## Start
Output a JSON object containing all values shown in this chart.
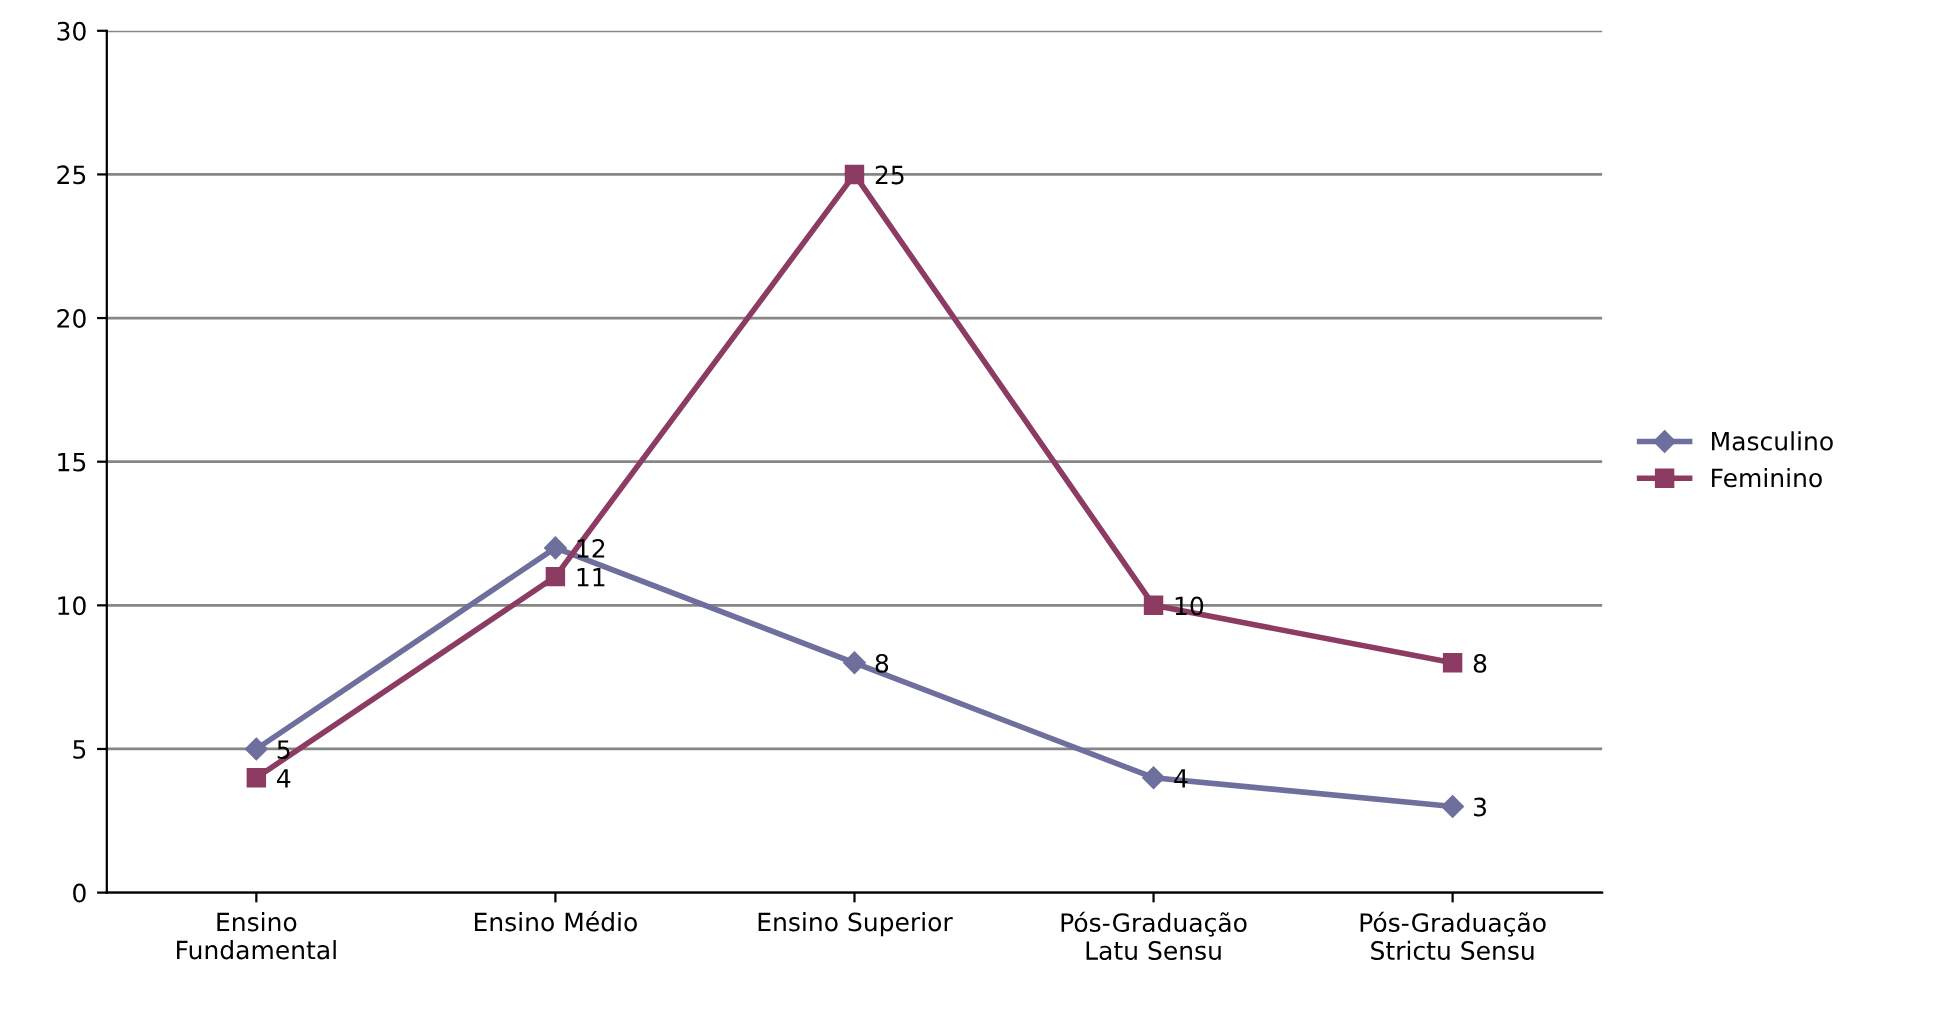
{
  "chart_data": {
    "type": "line",
    "categories": [
      "Ensino\nFundamental",
      "Ensino Médio",
      "Ensino Superior",
      "Pós-Graduação\nLatu Sensu",
      "Pós-Graduação\nStrictu Sensu"
    ],
    "series": [
      {
        "name": "Masculino",
        "color": "#6e6f9c",
        "marker": "diamond",
        "values": [
          5,
          12,
          8,
          4,
          3
        ]
      },
      {
        "name": "Feminino",
        "color": "#8c3b62",
        "marker": "square",
        "values": [
          4,
          11,
          25,
          10,
          8
        ]
      }
    ],
    "ylim": [
      0,
      30
    ],
    "yticks": [
      0,
      5,
      10,
      15,
      20,
      25,
      30
    ],
    "grid": "y",
    "legend": "right",
    "data_labels": true,
    "line_style": "solid"
  }
}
## End
▶ **What the task requires**:
Copy every line of the material in which the word "Graduação" occurs.

▶ **Worked solution**:
      "Pós-Graduação\nLatu Sensu",
      "Pós-Graduação\nStrictu Sensu"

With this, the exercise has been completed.